What needs to be done: Below are some records; return each one exactly.

┌────────

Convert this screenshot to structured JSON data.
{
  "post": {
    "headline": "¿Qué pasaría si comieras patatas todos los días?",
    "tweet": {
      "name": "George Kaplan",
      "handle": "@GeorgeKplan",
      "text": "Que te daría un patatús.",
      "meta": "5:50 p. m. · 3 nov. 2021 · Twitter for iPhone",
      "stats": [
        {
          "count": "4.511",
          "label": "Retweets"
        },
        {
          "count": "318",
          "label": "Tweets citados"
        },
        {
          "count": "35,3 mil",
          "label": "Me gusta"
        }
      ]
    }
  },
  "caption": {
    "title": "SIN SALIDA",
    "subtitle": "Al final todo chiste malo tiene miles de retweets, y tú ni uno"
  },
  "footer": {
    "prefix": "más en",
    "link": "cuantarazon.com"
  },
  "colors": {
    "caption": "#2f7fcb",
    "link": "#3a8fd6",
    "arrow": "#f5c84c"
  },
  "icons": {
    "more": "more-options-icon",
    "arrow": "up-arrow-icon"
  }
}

└────────

Solution to this task:
Convert this screenshot to structured JSON data.
{
  "post": {
    "headline": "¿Qué pasaría si comieras patatas todos los días?",
    "tweet": {
      "name": "George Kaplan",
      "handle": "@GeorgeKplan",
      "text": "Que te daría un patatús.",
      "meta": "5:50 p. m. · 3 nov. 2021 · Twitter for iPhone",
      "stats": [
        {
          "count": "4.511",
          "label": "Retweets"
        },
        {
          "count": "318",
          "label": "Tweets citados"
        },
        {
          "count": "35,3 mil",
          "label": "Me gusta"
        }
      ]
    }
  },
  "caption": {
    "title": "SIN SALIDA",
    "subtitle": "Al final todo chiste malo tiene miles de retweets, y tú ni uno"
  },
  "footer": {
    "prefix": "más en",
    "link": "cuantarazon.com"
  },
  "colors": {
    "caption": "#2f7fcb",
    "link": "#3a8fd6",
    "arrow": "#f5c84c"
  },
  "icons": {
    "more": "more-options-icon",
    "arrow": "up-arrow-icon"
  }
}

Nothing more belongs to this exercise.